== TO BE DONE ==
For the listing underneath, give the count of lines containing the string "denne" and nothing further.

== DATASET CONTENT ==
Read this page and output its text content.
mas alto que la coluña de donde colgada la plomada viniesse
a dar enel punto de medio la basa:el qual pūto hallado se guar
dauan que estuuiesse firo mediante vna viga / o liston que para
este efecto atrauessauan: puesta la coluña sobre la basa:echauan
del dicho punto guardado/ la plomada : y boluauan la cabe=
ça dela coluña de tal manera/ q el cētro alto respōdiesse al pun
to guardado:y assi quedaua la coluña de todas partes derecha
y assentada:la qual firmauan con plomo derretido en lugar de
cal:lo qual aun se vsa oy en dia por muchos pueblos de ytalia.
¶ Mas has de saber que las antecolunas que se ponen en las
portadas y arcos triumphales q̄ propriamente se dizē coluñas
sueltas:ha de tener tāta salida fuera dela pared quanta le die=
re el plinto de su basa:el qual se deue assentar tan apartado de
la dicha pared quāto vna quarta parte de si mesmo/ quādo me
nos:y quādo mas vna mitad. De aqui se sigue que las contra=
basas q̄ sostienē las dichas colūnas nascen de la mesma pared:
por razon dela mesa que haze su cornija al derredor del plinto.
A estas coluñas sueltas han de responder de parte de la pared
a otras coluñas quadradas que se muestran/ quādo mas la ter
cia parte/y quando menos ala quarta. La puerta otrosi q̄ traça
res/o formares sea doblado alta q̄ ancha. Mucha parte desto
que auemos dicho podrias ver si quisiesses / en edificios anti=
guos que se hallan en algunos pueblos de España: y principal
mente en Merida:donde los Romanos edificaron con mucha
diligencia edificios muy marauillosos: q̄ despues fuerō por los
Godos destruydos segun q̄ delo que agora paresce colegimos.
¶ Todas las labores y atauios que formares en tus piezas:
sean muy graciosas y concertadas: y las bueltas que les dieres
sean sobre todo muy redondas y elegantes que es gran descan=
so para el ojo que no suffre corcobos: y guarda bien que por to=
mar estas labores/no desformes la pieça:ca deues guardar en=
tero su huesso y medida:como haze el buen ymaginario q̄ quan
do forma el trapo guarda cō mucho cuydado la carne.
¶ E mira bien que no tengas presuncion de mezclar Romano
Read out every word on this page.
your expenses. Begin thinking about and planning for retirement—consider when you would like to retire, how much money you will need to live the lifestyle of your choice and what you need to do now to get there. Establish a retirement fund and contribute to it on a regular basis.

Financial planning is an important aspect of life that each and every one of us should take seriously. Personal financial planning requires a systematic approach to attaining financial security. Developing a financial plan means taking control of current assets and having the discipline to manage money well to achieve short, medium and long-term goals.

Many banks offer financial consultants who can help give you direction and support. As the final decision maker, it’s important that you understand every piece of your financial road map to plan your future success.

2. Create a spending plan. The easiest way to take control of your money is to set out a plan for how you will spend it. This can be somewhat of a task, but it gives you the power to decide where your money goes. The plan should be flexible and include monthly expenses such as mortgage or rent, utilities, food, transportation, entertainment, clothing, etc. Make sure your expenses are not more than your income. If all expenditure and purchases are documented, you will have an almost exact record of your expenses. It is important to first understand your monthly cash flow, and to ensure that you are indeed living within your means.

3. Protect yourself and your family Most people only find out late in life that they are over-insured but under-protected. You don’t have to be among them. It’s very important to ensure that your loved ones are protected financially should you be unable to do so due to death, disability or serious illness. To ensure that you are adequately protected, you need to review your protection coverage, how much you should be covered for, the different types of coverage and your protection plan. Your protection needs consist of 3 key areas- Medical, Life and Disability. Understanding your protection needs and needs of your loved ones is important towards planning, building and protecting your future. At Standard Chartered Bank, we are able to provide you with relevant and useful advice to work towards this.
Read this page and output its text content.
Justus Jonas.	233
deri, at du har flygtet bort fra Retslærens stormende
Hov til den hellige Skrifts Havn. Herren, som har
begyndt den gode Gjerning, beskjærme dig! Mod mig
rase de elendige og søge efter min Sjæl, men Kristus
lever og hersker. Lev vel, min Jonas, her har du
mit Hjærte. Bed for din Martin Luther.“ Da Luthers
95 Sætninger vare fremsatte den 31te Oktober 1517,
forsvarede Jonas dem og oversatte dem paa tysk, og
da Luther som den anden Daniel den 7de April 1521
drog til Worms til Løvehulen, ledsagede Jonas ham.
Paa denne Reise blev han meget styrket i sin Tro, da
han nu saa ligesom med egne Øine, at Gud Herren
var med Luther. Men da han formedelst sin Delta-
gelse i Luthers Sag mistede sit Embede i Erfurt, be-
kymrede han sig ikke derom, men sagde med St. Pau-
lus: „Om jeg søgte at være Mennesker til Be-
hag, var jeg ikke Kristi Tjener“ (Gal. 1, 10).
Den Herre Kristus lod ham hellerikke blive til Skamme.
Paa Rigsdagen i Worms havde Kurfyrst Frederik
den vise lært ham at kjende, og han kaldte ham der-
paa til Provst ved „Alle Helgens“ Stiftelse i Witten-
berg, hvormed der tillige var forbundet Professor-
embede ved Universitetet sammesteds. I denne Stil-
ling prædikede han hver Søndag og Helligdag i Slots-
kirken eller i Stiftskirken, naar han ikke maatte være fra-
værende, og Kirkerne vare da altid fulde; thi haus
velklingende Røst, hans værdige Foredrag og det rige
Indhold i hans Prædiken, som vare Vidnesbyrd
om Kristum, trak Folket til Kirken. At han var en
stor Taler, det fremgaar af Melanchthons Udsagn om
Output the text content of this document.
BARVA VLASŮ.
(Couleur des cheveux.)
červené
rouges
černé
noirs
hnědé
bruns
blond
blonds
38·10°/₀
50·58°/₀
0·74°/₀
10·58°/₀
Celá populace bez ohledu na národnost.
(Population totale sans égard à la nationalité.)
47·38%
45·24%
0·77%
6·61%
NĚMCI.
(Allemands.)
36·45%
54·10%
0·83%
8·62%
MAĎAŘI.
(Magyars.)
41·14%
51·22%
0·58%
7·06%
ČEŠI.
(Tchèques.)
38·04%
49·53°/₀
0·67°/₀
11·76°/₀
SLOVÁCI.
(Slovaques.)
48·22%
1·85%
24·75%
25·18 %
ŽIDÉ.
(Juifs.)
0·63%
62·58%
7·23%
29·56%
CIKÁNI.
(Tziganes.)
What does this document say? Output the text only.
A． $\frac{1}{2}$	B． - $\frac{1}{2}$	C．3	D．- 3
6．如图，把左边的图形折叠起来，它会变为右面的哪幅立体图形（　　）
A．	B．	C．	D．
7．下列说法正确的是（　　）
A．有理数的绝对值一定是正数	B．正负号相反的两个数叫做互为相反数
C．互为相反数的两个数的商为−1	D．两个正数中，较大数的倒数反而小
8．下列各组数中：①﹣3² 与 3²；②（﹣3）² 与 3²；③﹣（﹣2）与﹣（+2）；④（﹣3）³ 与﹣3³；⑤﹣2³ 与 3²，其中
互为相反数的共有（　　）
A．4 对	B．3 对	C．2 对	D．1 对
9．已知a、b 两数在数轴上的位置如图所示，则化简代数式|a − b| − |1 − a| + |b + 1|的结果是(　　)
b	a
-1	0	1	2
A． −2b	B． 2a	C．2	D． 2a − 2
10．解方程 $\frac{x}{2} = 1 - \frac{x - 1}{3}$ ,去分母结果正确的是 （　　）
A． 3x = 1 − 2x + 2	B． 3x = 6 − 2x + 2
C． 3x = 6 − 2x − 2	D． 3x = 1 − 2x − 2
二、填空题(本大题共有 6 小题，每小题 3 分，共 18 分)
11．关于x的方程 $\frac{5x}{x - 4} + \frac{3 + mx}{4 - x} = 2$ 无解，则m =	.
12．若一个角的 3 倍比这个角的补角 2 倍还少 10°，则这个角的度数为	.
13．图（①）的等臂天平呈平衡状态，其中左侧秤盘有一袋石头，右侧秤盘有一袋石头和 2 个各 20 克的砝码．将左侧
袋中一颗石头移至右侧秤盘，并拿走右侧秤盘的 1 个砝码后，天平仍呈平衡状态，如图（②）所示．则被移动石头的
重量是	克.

== SOLUTION TO THIS PROBLEM ==
2